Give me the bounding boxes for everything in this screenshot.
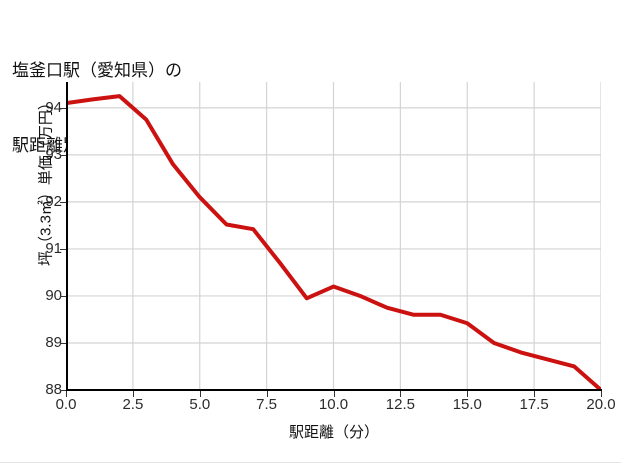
- y-tick-mark: [60, 390, 66, 391]
- x-tick-mark: [534, 391, 536, 397]
- y-tick-label: 90: [45, 287, 62, 304]
- x-tick-mark: [199, 391, 201, 397]
- y-tick-label: 88: [45, 381, 62, 398]
- plot-wrapper: [66, 82, 601, 390]
- y-tick-label: 92: [45, 192, 62, 210]
- x-tick-label: 10.0: [318, 396, 349, 413]
- x-tick-mark: [400, 391, 402, 397]
- chart-title-line-1: 塩釜口駅（愛知県）の: [12, 61, 182, 80]
- y-tick-label: 91: [45, 239, 62, 257]
- y-tick-label: 94: [45, 98, 62, 116]
- y-axis-label: 坪（3.3㎡）単価（万円）: [37, 95, 55, 266]
- x-tick-label: 15.0: [452, 396, 482, 413]
- x-axis-tick-labels: 0.0 2.5 5.0 7.5 10.0 12.5 15.0 17.5 20.0: [56, 396, 616, 418]
- x-axis-label: 駅距離（分）: [288, 424, 379, 441]
- x-tick-mark: [601, 391, 602, 397]
- y-tick-label: 89: [45, 334, 62, 351]
- y-axis-tick-labels: 88 89 90 91 92 93 94: [22, 82, 62, 398]
- y-tick-mark: [60, 154, 66, 156]
- x-tick-mark: [333, 391, 335, 397]
- x-axis-spine: [66, 389, 602, 391]
- x-tick-mark: [467, 391, 469, 397]
- x-tick-mark: [66, 391, 67, 397]
- data-series-group: [66, 94, 601, 390]
- x-tick-label: 12.5: [385, 396, 415, 413]
- x-tick-label: 17.5: [519, 396, 549, 413]
- y-tick-mark: [60, 296, 66, 297]
- y-tick-mark: [60, 248, 66, 250]
- line-chart-canvas: [66, 82, 601, 390]
- data-line: [66, 94, 601, 390]
- x-tick-label: 0.0: [55, 396, 77, 413]
- figure-bottom-rule: [0, 462, 621, 463]
- y-tick-mark: [60, 107, 66, 109]
- y-tick-mark: [60, 201, 66, 203]
- y-axis-spine: [66, 82, 68, 391]
- x-tick-label: 5.0: [189, 396, 211, 413]
- x-tick-mark: [132, 391, 134, 397]
- x-tick-label: 20.0: [586, 396, 616, 413]
- y-tick-mark: [60, 343, 66, 344]
- grid-lines: [66, 82, 601, 390]
- x-tick-label: 7.5: [256, 396, 278, 413]
- y-tick-label: 93: [45, 145, 62, 163]
- x-tick-mark: [266, 391, 268, 397]
- x-tick-label: 2.5: [122, 396, 144, 413]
______________________________
What the exercise asks
Copy out the data word for word, beginning at the line that has "- y-tick-mark: [60, 390, 66, 391]" and stopping after the line that has "- y-tick-label: 93: [45, 145, 62, 163]".

Problem solution
- y-tick-mark: [60, 390, 66, 391]
- x-tick-mark: [534, 391, 536, 397]
- y-tick-label: 90: [45, 287, 62, 304]
- x-tick-mark: [199, 391, 201, 397]
- y-tick-label: 88: [45, 381, 62, 398]
- plot-wrapper: [66, 82, 601, 390]
- y-tick-label: 92: [45, 192, 62, 210]
- x-tick-label: 10.0: [318, 396, 349, 413]
- x-tick-mark: [400, 391, 402, 397]
- chart-title-line-1: 塩釜口駅（愛知県）の: [12, 61, 182, 80]
- y-tick-label: 91: [45, 239, 62, 257]
- y-tick-label: 94: [45, 98, 62, 116]
- y-axis-label: 坪（3.3㎡）単価（万円）: [37, 95, 55, 266]
- x-tick-label: 15.0: [452, 396, 482, 413]
- x-axis-tick-labels: 0.0 2.5 5.0 7.5 10.0 12.5 15.0 17.5 20.0: [56, 396, 616, 418]
- x-axis-label: 駅距離（分）: [288, 424, 379, 441]
- x-tick-mark: [601, 391, 602, 397]
- y-tick-label: 89: [45, 334, 62, 351]
- y-axis-tick-labels: 88 89 90 91 92 93 94: [22, 82, 62, 398]
- y-tick-mark: [60, 154, 66, 156]
- x-tick-mark: [333, 391, 335, 397]
- x-axis-spine: [66, 389, 602, 391]
- x-tick-mark: [467, 391, 469, 397]
- x-tick-mark: [66, 391, 67, 397]
- data-series-group: [66, 94, 601, 390]
- x-tick-label: 12.5: [385, 396, 415, 413]
- x-tick-label: 17.5: [519, 396, 549, 413]
- y-tick-mark: [60, 296, 66, 297]
- y-tick-mark: [60, 248, 66, 250]
- line-chart-canvas: [66, 82, 601, 390]
- data-line: [66, 94, 601, 390]
- x-tick-label: 0.0: [55, 396, 77, 413]
- figure-bottom-rule: [0, 462, 621, 463]
- y-tick-mark: [60, 107, 66, 109]
- y-tick-mark: [60, 201, 66, 203]
- y-axis-spine: [66, 82, 68, 391]
- x-tick-label: 5.0: [189, 396, 211, 413]
- x-tick-mark: [132, 391, 134, 397]
- x-tick-label: 20.0: [586, 396, 616, 413]
- y-tick-mark: [60, 343, 66, 344]
- grid-lines: [66, 82, 601, 390]
- x-tick-label: 7.5: [256, 396, 278, 413]
- y-tick-label: 93: [45, 145, 62, 163]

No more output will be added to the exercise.